PROBLEM DESCRIPTION
Repeat the records verbatim and leave the pictures out of your copy.

ITEMS
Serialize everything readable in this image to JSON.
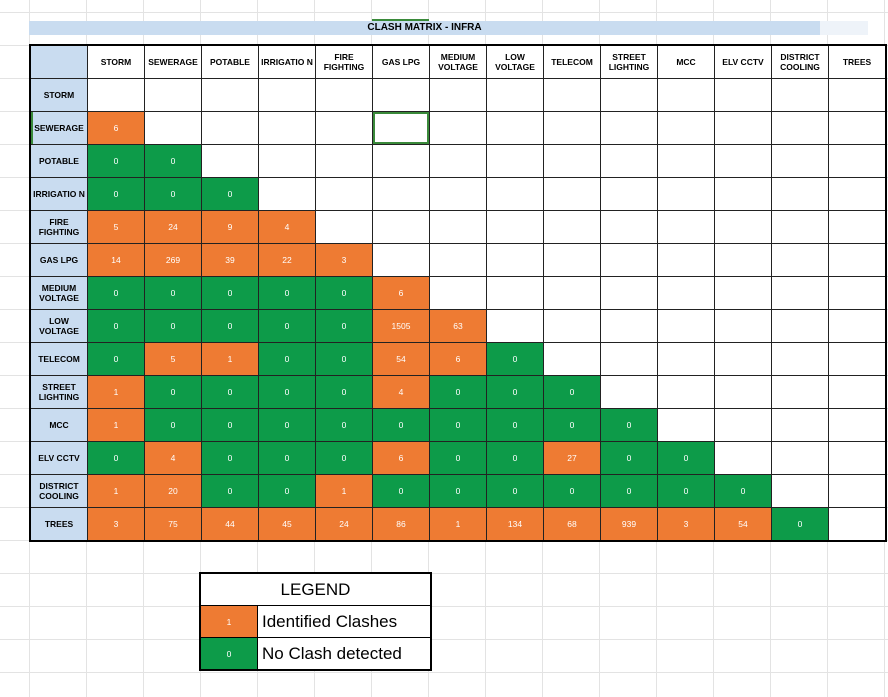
{
  "title": "CLASH MATRIX - INFRA",
  "columns": [
    "STORM",
    "SEWERAGE",
    "POTABLE",
    "IRRIGATIO N",
    "FIRE FIGHTING",
    "GAS LPG",
    "MEDIUM VOLTAGE",
    "LOW VOLTAGE",
    "TELECOM",
    "STREET LIGHTING",
    "MCC",
    "ELV CCTV",
    "DISTRICT COOLING",
    "TREES"
  ],
  "rows": [
    {
      "label": "STORM",
      "values": []
    },
    {
      "label": "SEWERAGE",
      "values": [
        6
      ]
    },
    {
      "label": "POTABLE",
      "values": [
        0,
        0
      ]
    },
    {
      "label": "IRRIGATIO N",
      "values": [
        0,
        0,
        0
      ]
    },
    {
      "label": "FIRE FIGHTING",
      "values": [
        5,
        24,
        9,
        4
      ]
    },
    {
      "label": "GAS LPG",
      "values": [
        14,
        269,
        39,
        22,
        3
      ]
    },
    {
      "label": "MEDIUM VOLTAGE",
      "values": [
        0,
        0,
        0,
        0,
        0,
        6
      ]
    },
    {
      "label": "LOW VOLTAGE",
      "values": [
        0,
        0,
        0,
        0,
        0,
        1505,
        63
      ]
    },
    {
      "label": "TELECOM",
      "values": [
        0,
        5,
        1,
        0,
        0,
        54,
        6,
        0
      ]
    },
    {
      "label": "STREET LIGHTING",
      "values": [
        1,
        0,
        0,
        0,
        0,
        4,
        0,
        0,
        0
      ]
    },
    {
      "label": "MCC",
      "values": [
        1,
        0,
        0,
        0,
        0,
        0,
        0,
        0,
        0,
        0
      ]
    },
    {
      "label": "ELV CCTV",
      "values": [
        0,
        4,
        0,
        0,
        0,
        6,
        0,
        0,
        27,
        0,
        0
      ]
    },
    {
      "label": "DISTRICT COOLING",
      "values": [
        1,
        20,
        0,
        0,
        1,
        0,
        0,
        0,
        0,
        0,
        0,
        0
      ]
    },
    {
      "label": "TREES",
      "values": [
        3,
        75,
        44,
        45,
        24,
        86,
        1,
        134,
        68,
        939,
        3,
        54,
        0
      ]
    }
  ],
  "selected_cell": {
    "row": 1,
    "col": 5
  },
  "colors": {
    "clash": "#ee7b33",
    "no_clash": "#0d9b49",
    "header": "#c9dcf0"
  },
  "legend": {
    "title": "LEGEND",
    "items": [
      {
        "sample": "1",
        "label": "Identified Clashes",
        "kind": "clash"
      },
      {
        "sample": "0",
        "label": "No Clash detected",
        "kind": "noclash"
      }
    ]
  }
}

CORRECT ANSWER
Serialize everything readable in this image to JSON.
{
  "title": "CLASH MATRIX - INFRA",
  "columns": [
    "STORM",
    "SEWERAGE",
    "POTABLE",
    "IRRIGATIO N",
    "FIRE FIGHTING",
    "GAS LPG",
    "MEDIUM VOLTAGE",
    "LOW VOLTAGE",
    "TELECOM",
    "STREET LIGHTING",
    "MCC",
    "ELV CCTV",
    "DISTRICT COOLING",
    "TREES"
  ],
  "rows": [
    {
      "label": "STORM",
      "values": []
    },
    {
      "label": "SEWERAGE",
      "values": [
        6
      ]
    },
    {
      "label": "POTABLE",
      "values": [
        0,
        0
      ]
    },
    {
      "label": "IRRIGATIO N",
      "values": [
        0,
        0,
        0
      ]
    },
    {
      "label": "FIRE FIGHTING",
      "values": [
        5,
        24,
        9,
        4
      ]
    },
    {
      "label": "GAS LPG",
      "values": [
        14,
        269,
        39,
        22,
        3
      ]
    },
    {
      "label": "MEDIUM VOLTAGE",
      "values": [
        0,
        0,
        0,
        0,
        0,
        6
      ]
    },
    {
      "label": "LOW VOLTAGE",
      "values": [
        0,
        0,
        0,
        0,
        0,
        1505,
        63
      ]
    },
    {
      "label": "TELECOM",
      "values": [
        0,
        5,
        1,
        0,
        0,
        54,
        6,
        0
      ]
    },
    {
      "label": "STREET LIGHTING",
      "values": [
        1,
        0,
        0,
        0,
        0,
        4,
        0,
        0,
        0
      ]
    },
    {
      "label": "MCC",
      "values": [
        1,
        0,
        0,
        0,
        0,
        0,
        0,
        0,
        0,
        0
      ]
    },
    {
      "label": "ELV CCTV",
      "values": [
        0,
        4,
        0,
        0,
        0,
        6,
        0,
        0,
        27,
        0,
        0
      ]
    },
    {
      "label": "DISTRICT COOLING",
      "values": [
        1,
        20,
        0,
        0,
        1,
        0,
        0,
        0,
        0,
        0,
        0,
        0
      ]
    },
    {
      "label": "TREES",
      "values": [
        3,
        75,
        44,
        45,
        24,
        86,
        1,
        134,
        68,
        939,
        3,
        54,
        0
      ]
    }
  ],
  "selected_cell": {
    "row": 1,
    "col": 5
  },
  "colors": {
    "clash": "#ee7b33",
    "no_clash": "#0d9b49",
    "header": "#c9dcf0"
  },
  "legend": {
    "title": "LEGEND",
    "items": [
      {
        "sample": "1",
        "label": "Identified Clashes",
        "kind": "clash"
      },
      {
        "sample": "0",
        "label": "No Clash detected",
        "kind": "noclash"
      }
    ]
  }
}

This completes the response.